▶ **Selected extract**:
════════════════

For most people, their checking accounts don’t earn interest. That’s why keeping any savings in a savings account is best so you earn interest. Any extra money made through interest can be a win for your personal finances.

Do you have an extra $5,000 stashed in your checking account? I’ll explain why you may want to transfer that money to a high-yield savings account.

Interest increases your bank account balance

Most checking accounts don’t offer rewards or interest, so there is little incentive to keep your savings there. But if you transfer your emergency fund savings into a bank account that earns interest, your money will grow over time without doing any work.

When researching savings accounts, review the annual percentage yields (APYs). Banks use APY to describe the returns customers can expect by keeping their money in a savings account for one year. Rates can vary significantly, so comparing the rates is essential.

You’re probably missing out on extra cash

So, how much interest are you missing out on by stashing an extra $5,000 in your checking account? It’s likely more than you realize. In the below table, I’ll show you how much money you could earn by moving your $5,000 savings to a high-yield savings account for one year.

To calculate how much interest you’ll earn, multiply your deposit ($5,000) by the APY your bank offers. This will show you how much money you’ll earn in interest if you keep the money in your savings account for one year.

════════════════

▶ **Exercises to complete**:
1. According to the savings passage, what does APY describe?
2. Summarize the savings passage in two sentences.
3. Rewrite the stretch of the savings passage from "Interest increases your" through "doing any work.", replacing "emergency fund" with "rainy-day fund".

════════════════

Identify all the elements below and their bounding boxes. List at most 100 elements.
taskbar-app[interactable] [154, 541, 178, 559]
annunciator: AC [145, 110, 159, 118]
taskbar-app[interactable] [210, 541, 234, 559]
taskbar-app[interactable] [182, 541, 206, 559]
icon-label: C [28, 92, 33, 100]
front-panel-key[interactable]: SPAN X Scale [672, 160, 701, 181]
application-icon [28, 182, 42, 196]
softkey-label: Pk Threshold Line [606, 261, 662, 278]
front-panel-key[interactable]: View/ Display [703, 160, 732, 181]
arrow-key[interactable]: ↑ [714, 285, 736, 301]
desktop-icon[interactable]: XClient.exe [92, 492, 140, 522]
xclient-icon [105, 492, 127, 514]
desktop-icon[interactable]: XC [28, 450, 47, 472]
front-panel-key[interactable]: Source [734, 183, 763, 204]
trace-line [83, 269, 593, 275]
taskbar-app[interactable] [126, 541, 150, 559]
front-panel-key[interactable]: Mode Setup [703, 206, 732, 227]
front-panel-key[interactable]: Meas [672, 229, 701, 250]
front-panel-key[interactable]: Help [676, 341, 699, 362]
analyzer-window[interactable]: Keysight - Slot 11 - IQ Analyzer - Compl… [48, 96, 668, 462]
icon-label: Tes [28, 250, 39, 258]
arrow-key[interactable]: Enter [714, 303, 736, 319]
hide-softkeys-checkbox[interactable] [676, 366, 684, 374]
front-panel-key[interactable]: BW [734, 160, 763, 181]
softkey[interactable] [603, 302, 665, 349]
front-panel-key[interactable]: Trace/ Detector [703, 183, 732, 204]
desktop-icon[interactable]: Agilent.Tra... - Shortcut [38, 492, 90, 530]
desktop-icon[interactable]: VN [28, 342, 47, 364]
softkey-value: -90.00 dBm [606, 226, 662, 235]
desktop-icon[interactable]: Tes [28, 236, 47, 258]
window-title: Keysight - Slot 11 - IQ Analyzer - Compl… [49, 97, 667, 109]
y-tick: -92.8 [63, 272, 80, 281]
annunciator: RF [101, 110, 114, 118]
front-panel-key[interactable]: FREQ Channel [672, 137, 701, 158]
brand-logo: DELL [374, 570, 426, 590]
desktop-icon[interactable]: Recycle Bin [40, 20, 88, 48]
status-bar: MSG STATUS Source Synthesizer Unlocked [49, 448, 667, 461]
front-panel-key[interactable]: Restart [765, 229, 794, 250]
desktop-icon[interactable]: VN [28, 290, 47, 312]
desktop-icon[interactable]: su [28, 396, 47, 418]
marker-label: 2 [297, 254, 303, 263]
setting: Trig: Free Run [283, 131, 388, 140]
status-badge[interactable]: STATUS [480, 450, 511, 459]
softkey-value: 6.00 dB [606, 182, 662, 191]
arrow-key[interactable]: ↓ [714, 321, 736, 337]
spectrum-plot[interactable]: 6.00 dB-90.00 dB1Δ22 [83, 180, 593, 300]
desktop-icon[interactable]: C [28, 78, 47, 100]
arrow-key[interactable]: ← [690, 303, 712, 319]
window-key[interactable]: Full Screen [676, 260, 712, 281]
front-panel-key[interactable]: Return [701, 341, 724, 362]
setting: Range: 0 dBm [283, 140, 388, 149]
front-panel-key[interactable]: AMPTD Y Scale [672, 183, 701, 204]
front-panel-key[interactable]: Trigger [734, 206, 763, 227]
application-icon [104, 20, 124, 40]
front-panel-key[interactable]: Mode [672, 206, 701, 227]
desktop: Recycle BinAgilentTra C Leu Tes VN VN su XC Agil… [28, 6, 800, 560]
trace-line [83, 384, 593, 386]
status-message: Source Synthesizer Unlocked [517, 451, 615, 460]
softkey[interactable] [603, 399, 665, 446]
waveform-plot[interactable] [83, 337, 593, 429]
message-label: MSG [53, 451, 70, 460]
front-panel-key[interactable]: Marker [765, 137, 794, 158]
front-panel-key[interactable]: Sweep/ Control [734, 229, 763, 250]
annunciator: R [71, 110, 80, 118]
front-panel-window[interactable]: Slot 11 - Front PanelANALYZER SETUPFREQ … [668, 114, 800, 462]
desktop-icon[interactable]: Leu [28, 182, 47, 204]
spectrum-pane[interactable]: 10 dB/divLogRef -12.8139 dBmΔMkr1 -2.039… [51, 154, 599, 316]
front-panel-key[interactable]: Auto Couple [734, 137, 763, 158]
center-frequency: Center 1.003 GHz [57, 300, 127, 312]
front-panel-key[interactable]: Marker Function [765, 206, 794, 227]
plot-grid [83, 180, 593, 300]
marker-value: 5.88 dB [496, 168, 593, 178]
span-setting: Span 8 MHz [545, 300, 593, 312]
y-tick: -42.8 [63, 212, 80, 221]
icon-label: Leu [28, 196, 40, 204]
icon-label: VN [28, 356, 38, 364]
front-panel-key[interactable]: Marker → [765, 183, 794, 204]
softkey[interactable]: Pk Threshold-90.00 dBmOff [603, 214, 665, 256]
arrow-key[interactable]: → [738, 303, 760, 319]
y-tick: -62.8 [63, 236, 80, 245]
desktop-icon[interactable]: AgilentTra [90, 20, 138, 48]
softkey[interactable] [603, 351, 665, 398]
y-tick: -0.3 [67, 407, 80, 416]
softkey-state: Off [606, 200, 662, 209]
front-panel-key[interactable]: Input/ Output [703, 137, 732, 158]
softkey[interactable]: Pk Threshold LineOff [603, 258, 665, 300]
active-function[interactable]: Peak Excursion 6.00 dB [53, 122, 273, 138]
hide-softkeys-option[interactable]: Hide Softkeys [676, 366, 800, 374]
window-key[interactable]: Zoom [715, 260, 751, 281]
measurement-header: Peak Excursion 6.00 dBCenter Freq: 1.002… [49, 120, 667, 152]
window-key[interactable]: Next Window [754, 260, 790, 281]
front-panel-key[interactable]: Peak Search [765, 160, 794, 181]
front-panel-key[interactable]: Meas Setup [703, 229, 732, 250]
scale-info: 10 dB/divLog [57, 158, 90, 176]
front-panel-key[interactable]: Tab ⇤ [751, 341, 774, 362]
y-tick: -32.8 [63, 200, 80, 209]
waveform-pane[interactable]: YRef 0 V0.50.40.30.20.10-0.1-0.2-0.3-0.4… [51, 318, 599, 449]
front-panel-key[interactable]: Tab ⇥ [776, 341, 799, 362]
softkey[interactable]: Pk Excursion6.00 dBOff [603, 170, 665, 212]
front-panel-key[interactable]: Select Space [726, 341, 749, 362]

════════════════

▶ **Solutions to the exercise**:
1. APY describes the returns customers can expect by keeping their money in a savings account for one year.

2. Most checking accounts pay no interest, so moving savings such as an extra $5,000 into an interest-earning account lets the money grow over time without any work. Because rates vary significantly, you should compare APYs, and multiplying the deposit by the APY shows the interest earned over one year.

3.
Interest increases your bank account balance

Most checking accounts don’t offer rewards or interest, so there is little incentive to keep your savings there. But if you transfer your rainy-day fund savings into a bank account that earns interest, your money will grow over time without doing any work.